## WHAT IS NEEDED
Gather the lines that hold the string "long".

## INPUT MATERIAL
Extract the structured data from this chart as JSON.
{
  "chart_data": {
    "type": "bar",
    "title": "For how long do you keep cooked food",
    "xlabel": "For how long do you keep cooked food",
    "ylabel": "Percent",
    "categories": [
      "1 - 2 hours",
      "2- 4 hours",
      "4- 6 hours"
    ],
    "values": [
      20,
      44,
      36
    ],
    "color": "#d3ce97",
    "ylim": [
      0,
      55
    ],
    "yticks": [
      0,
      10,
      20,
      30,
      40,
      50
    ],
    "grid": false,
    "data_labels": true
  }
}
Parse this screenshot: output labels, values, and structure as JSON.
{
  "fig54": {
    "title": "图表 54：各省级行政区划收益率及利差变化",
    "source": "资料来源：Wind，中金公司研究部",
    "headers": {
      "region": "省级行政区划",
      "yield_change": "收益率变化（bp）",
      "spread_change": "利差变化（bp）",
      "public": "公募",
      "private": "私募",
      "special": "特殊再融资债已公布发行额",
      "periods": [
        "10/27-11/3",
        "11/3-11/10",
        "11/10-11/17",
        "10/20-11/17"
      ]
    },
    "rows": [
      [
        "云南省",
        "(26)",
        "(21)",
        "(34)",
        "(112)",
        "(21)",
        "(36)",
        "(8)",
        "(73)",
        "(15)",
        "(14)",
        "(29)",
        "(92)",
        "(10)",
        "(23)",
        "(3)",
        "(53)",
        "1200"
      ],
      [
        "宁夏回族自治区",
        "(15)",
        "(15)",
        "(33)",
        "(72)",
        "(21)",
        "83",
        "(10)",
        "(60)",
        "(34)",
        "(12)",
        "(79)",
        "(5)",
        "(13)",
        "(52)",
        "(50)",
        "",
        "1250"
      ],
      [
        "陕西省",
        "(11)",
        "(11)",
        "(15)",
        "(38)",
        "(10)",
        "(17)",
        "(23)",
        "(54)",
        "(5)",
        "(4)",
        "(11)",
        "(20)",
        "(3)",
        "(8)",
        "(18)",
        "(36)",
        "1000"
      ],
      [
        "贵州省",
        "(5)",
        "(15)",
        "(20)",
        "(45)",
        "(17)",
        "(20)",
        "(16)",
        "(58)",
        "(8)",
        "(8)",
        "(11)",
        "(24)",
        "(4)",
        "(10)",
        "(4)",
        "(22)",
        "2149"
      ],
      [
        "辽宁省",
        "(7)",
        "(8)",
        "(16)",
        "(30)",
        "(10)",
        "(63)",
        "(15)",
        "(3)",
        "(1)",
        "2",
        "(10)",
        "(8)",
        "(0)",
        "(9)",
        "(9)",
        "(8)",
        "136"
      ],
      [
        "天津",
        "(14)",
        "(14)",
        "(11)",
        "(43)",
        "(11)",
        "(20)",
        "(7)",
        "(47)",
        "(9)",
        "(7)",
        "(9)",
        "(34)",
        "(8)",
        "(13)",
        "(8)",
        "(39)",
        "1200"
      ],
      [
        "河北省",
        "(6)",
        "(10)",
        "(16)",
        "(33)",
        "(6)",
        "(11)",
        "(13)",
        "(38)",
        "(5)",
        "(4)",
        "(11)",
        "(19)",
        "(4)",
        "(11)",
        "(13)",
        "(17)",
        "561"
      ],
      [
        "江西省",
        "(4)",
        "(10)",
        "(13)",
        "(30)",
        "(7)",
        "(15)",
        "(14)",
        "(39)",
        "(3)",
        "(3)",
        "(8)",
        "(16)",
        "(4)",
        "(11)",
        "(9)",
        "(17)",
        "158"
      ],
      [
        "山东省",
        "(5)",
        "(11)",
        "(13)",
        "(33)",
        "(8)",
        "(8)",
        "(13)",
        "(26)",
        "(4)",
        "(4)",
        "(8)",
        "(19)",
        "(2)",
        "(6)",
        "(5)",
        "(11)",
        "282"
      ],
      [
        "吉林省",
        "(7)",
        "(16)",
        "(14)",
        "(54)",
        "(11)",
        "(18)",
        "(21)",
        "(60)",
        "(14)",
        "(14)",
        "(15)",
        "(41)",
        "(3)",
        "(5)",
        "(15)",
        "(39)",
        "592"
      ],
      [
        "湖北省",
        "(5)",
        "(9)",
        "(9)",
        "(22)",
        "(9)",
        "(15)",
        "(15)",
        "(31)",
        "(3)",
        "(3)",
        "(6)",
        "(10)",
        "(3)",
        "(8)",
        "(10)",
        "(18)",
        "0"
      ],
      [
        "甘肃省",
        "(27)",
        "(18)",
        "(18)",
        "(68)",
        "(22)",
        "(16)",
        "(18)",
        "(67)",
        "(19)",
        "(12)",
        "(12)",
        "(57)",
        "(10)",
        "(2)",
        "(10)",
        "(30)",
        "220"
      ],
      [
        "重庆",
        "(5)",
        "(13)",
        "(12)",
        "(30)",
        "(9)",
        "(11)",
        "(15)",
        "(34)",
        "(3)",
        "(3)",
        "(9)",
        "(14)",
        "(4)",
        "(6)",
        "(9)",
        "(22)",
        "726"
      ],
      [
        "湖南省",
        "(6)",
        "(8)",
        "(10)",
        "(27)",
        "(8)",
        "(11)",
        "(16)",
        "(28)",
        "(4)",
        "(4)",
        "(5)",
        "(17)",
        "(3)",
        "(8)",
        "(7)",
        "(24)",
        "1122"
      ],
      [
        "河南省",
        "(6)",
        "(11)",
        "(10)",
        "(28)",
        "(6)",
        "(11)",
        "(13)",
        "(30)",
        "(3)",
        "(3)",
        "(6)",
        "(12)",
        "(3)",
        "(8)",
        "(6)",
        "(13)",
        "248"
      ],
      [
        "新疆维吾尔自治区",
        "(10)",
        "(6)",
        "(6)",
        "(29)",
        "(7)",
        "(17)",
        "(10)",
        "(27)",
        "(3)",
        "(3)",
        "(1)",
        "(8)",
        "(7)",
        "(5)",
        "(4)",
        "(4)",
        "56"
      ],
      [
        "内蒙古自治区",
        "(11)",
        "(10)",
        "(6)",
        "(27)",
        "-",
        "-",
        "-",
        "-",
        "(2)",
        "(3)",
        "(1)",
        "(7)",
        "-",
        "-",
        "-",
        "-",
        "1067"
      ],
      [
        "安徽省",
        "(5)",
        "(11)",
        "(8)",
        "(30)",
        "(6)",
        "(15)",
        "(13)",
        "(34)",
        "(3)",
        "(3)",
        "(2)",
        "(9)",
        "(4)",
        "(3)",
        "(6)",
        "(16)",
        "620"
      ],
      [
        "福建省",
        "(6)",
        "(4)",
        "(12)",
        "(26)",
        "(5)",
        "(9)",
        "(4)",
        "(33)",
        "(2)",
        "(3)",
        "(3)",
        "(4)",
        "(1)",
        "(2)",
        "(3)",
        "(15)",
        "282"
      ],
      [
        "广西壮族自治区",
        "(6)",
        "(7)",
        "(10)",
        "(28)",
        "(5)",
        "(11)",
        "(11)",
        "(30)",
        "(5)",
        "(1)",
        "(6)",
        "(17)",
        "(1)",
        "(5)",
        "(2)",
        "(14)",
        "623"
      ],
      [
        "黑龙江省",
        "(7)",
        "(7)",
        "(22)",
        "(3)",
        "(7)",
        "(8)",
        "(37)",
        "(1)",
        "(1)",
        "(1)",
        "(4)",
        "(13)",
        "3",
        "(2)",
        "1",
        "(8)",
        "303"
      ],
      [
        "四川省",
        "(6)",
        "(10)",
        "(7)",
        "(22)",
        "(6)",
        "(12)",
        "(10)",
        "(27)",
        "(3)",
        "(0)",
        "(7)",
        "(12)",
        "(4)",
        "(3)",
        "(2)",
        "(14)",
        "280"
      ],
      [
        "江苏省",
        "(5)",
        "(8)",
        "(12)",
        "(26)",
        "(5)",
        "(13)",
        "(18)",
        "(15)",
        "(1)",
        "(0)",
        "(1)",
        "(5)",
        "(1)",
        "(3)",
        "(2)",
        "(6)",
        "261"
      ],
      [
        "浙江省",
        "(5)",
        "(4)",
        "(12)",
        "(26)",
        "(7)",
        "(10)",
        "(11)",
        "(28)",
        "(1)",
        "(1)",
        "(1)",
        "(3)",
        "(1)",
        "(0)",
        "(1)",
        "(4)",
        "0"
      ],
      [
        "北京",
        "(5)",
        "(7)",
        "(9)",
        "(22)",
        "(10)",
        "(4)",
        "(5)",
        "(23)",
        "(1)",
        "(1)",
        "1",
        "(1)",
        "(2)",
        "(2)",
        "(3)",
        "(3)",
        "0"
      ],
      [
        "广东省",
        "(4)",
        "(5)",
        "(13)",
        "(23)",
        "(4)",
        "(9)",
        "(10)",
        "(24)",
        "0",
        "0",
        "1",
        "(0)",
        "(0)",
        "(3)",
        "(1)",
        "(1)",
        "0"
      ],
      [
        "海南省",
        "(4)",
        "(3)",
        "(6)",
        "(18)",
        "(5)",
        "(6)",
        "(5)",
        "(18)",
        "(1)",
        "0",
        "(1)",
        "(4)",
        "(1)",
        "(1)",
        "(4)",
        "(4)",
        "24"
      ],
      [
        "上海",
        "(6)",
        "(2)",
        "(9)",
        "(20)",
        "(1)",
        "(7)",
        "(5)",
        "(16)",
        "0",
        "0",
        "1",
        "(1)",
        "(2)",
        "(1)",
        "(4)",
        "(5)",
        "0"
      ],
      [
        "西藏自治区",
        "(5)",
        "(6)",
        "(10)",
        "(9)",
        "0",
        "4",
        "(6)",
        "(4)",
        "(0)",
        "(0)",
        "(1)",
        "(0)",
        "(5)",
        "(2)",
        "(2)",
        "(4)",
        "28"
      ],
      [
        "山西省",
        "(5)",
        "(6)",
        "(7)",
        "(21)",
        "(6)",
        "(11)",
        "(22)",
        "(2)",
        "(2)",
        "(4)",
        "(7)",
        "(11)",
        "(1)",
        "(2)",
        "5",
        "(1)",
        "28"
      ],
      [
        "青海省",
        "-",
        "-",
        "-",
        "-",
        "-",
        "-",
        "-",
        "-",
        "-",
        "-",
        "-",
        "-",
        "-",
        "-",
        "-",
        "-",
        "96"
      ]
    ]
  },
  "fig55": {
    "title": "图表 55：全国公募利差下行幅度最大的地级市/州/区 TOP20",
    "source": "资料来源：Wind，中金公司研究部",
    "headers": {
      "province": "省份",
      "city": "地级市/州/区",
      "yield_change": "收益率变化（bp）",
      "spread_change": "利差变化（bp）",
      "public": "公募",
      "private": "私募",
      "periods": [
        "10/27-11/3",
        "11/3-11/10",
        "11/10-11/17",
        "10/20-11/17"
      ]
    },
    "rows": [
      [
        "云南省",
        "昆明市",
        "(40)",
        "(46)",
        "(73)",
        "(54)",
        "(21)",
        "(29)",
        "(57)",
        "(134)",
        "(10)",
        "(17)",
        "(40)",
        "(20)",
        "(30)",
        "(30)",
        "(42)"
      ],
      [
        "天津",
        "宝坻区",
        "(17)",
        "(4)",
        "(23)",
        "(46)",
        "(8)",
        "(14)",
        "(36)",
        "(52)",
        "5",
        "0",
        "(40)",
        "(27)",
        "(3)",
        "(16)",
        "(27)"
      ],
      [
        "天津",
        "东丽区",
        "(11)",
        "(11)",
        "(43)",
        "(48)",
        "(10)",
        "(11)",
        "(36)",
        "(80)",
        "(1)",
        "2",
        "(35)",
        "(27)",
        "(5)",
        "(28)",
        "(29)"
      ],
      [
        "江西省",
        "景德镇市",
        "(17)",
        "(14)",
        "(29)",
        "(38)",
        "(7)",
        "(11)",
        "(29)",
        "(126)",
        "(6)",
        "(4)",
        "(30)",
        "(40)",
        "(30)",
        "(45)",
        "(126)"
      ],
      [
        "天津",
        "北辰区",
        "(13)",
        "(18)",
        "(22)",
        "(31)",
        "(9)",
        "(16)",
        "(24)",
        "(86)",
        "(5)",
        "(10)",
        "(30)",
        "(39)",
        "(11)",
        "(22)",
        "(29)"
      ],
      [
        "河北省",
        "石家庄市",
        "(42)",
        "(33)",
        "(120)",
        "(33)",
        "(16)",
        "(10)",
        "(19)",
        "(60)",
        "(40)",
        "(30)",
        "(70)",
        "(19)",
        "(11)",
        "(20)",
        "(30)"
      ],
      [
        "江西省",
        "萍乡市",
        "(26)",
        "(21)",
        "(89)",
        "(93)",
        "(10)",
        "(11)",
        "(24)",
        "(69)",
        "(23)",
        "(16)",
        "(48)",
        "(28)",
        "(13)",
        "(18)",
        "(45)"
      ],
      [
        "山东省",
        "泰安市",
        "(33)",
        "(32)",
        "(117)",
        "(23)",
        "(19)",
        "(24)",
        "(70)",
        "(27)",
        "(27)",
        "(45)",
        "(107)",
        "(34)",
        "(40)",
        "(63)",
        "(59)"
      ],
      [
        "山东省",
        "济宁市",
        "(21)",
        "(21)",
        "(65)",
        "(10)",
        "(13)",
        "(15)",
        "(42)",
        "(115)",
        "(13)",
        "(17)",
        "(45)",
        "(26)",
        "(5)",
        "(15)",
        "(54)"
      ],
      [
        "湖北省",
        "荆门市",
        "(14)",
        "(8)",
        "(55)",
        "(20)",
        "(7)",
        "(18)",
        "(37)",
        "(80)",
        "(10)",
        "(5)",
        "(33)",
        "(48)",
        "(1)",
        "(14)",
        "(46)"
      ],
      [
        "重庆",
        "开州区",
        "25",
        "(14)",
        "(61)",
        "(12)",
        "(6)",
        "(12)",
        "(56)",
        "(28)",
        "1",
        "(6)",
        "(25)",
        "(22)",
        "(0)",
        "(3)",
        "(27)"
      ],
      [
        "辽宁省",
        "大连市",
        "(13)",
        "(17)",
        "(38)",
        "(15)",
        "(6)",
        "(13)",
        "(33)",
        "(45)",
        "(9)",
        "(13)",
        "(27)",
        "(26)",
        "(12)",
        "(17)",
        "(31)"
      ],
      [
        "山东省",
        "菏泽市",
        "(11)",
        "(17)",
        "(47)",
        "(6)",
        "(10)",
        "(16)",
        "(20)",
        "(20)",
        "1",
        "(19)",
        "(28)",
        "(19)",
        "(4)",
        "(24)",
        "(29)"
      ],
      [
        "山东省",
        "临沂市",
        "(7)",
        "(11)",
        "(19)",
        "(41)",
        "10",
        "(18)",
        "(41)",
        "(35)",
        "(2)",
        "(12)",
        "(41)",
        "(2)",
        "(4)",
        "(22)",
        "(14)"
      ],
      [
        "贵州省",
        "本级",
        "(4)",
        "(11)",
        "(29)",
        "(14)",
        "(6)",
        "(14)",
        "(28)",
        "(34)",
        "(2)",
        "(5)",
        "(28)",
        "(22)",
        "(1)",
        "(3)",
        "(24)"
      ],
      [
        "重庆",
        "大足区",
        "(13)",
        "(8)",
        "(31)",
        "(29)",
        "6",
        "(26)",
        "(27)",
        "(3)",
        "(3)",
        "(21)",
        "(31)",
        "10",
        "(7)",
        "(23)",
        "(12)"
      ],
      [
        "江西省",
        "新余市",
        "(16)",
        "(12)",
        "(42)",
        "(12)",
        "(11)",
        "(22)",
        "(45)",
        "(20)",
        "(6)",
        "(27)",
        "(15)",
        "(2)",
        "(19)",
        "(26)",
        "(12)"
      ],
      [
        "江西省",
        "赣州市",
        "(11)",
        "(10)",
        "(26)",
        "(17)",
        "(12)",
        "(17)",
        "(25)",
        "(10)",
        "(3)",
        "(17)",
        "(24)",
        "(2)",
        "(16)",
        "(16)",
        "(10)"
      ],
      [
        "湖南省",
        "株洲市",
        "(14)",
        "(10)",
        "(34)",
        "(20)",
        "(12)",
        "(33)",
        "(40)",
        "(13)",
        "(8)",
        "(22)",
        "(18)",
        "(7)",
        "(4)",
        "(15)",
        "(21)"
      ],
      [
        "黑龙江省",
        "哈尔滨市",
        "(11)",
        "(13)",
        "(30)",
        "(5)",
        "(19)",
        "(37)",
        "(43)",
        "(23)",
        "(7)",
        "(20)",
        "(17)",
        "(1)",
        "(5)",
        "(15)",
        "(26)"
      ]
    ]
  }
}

## RESPONSE TO THE TASK
    "title": "For how long do you keep cooked food",
    "xlabel": "For how long do you keep cooked food",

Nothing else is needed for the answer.